Aim of the exercise – All the data below goes into the copy word for word, but the pictures don't.
━━ Records to use ━━
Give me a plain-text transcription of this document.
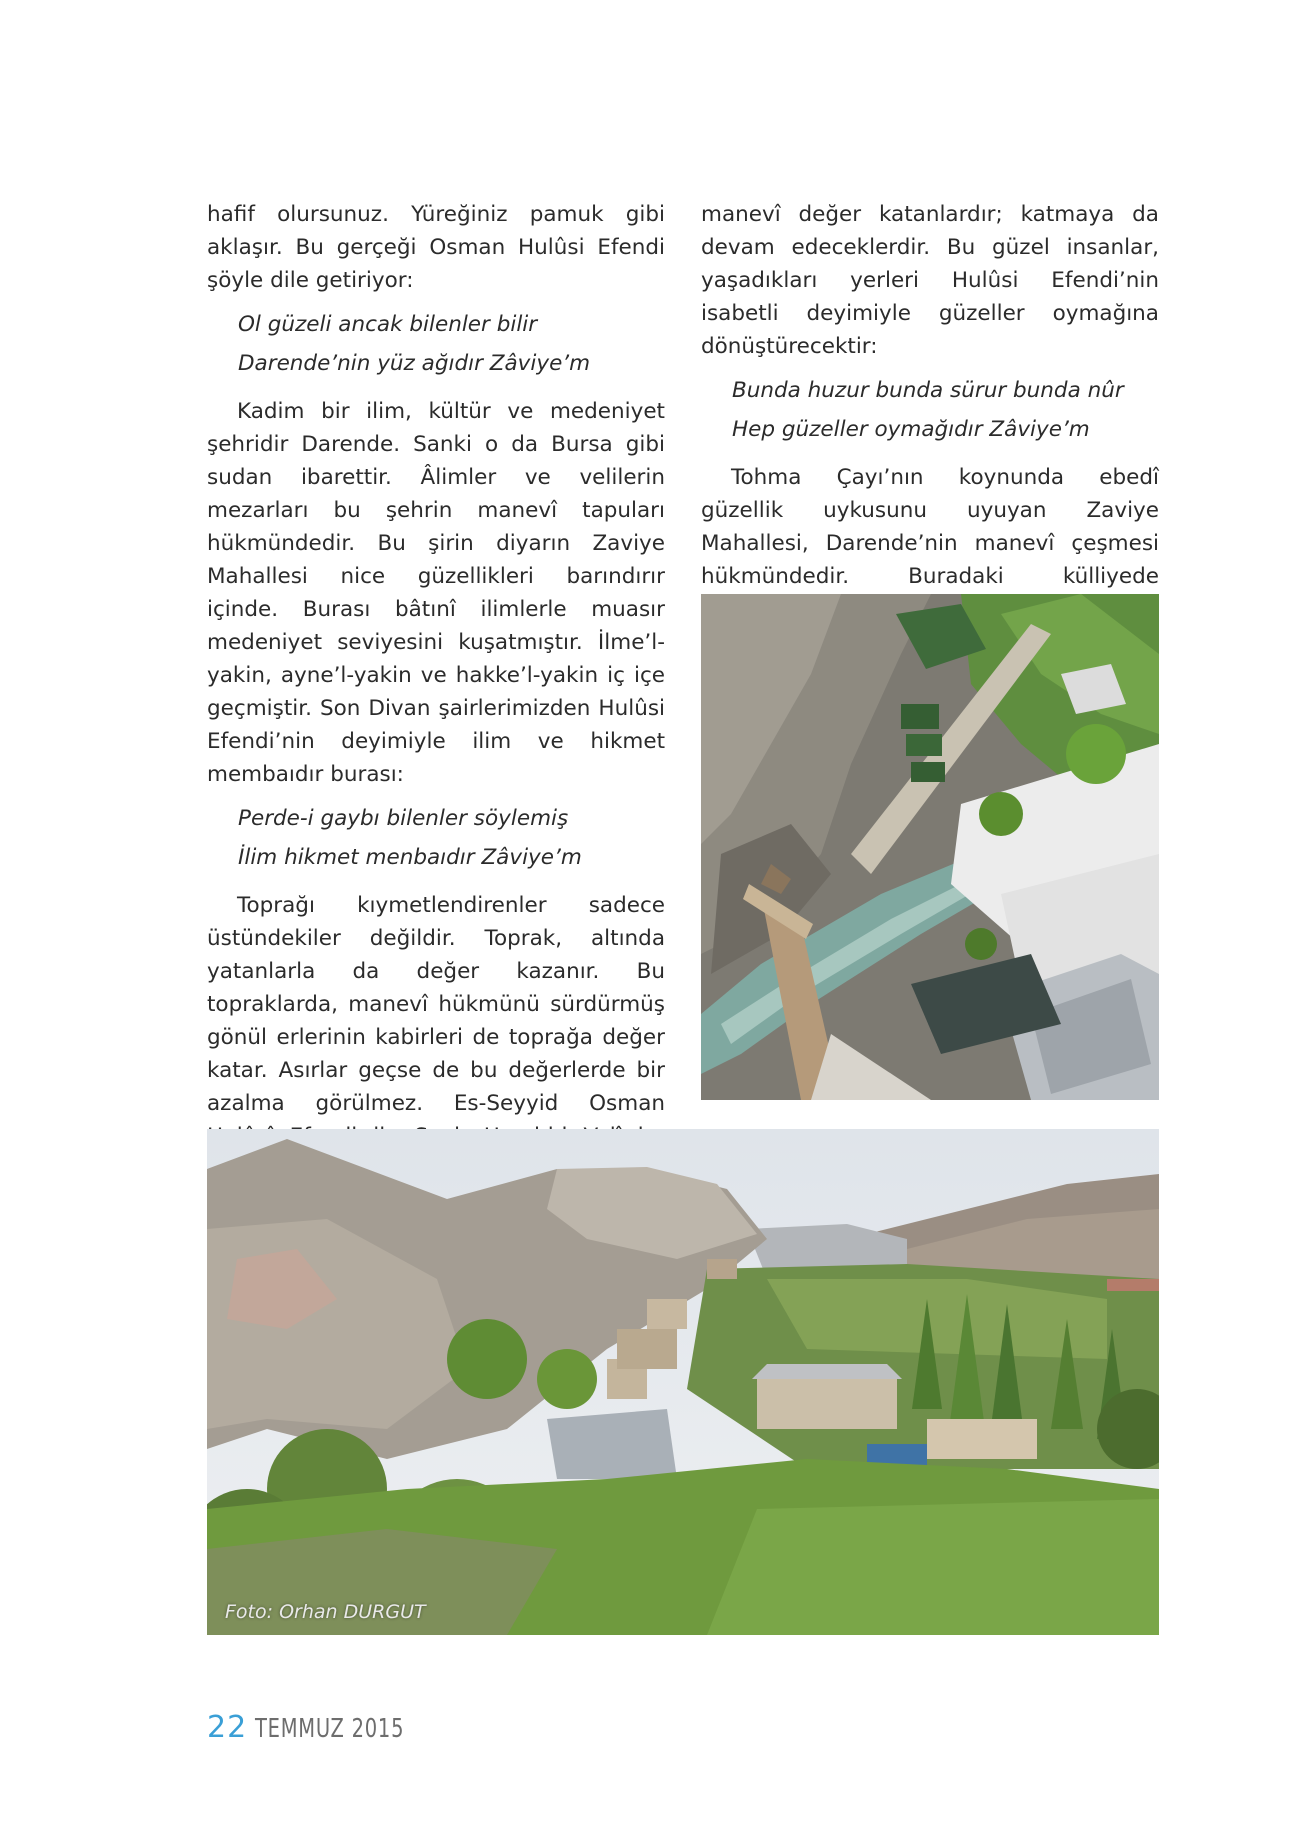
hafif olursunuz. Yüreğiniz pamuk gibi aklaşır. Bu gerçeği Osman Hulûsi Efendi şöyle dile getiriyor:

Ol güzeli ancak bilenler bilir
Darende’nin yüz ağıdır Zâviye’m

Kadim bir ilim, kültür ve medeniyet şehridir Darende. Sanki o da Bursa gibi sudan ibarettir. Âlimler ve velilerin mezarları bu şehrin manevî tapuları hükmündedir. Bu şirin diyarın Zaviye Mahallesi nice güzellikleri barındırır içinde. Burası bâtınî ilimlerle muasır medeniyet seviyesini kuşatmıştır. İlme’l-yakin, ayne’l-yakin ve hakke’l-yakin iç içe geçmiştir. Son Divan şairlerimizden Hulûsi Efendi’nin deyimiyle ilim ve hikmet membaıdır burası:

Perde-i gaybı bilenler söylemiş
İlim hikmet menbaıdır Zâviye’m

Toprağı kıymetlendirenler sadece üstündekiler değildir. Toprak, altında yatanlarla da değer kazanır. Bu topraklarda, manevî hükmünü sürdürmüş gönül erlerinin kabirleri de toprağa değer katar. Asırlar geçse de bu değerlerde bir azalma görülmez. Es-Seyyid Osman

manevî değer katanlardır; katmaya da devam edeceklerdir. Bu güzel insanlar, yaşadıkları yerleri Hulûsi Efendi’nin isabetli deyimiyle güzeller oymağına dönüştürecektir:

Bunda huzur bunda sürur bunda nûr
Hep güzeller oymağıdır Zâviye’m

Tohma Çayı’nın koynunda ebedî güzellik uykusunu uyuyan Zaviye Mahallesi, Darende’nin manevî çeşmesi hükmündedir. Buradaki külliyede

Foto: Orhan DURGUT
22 TEMMUZ 2015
━━━
Reply –
Give me a plain-text transcription of this document.
hafif olursunuz. Yüreğiniz pamuk gibi aklaşır. Bu gerçeği Osman Hulûsi Efendi şöyle dile getiriyor:

Ol güzeli ancak bilenler bilir
Darende’nin yüz ağıdır Zâviye’m

Kadim bir ilim, kültür ve medeniyet şehridir Darende. Sanki o da Bursa gibi sudan ibarettir. Âlimler ve velilerin mezarları bu şehrin manevî tapuları hükmündedir. Bu şirin diyarın Zaviye Mahallesi nice güzellikleri barındırır içinde. Burası bâtınî ilimlerle muasır medeniyet seviyesini kuşatmıştır. İlme’l-yakin, ayne’l-yakin ve hakke’l-yakin iç içe geçmiştir. Son Divan şairlerimizden Hulûsi Efendi’nin deyimiyle ilim ve hikmet membaıdır burası:

Perde-i gaybı bilenler söylemiş
İlim hikmet menbaıdır Zâviye’m

Toprağı kıymetlendirenler sadece üstündekiler değildir. Toprak, altında yatanlarla da değer kazanır. Bu topraklarda, manevî hükmünü sürdürmüş gönül erlerinin kabirleri de toprağa değer katar. Asırlar geçse de bu değerlerde bir azalma görülmez. Es-Seyyid Osman

manevî değer katanlardır; katmaya da devam edeceklerdir. Bu güzel insanlar, yaşadıkları yerleri Hulûsi Efendi’nin isabetli deyimiyle güzeller oymağına dönüştürecektir:

Bunda huzur bunda sürur bunda nûr
Hep güzeller oymağıdır Zâviye’m

Tohma Çayı’nın koynunda ebedî güzellik uykusunu uyuyan Zaviye Mahallesi, Darende’nin manevî çeşmesi hükmündedir. Buradaki külliyede

Foto: Orhan DURGUT
22 TEMMUZ 2015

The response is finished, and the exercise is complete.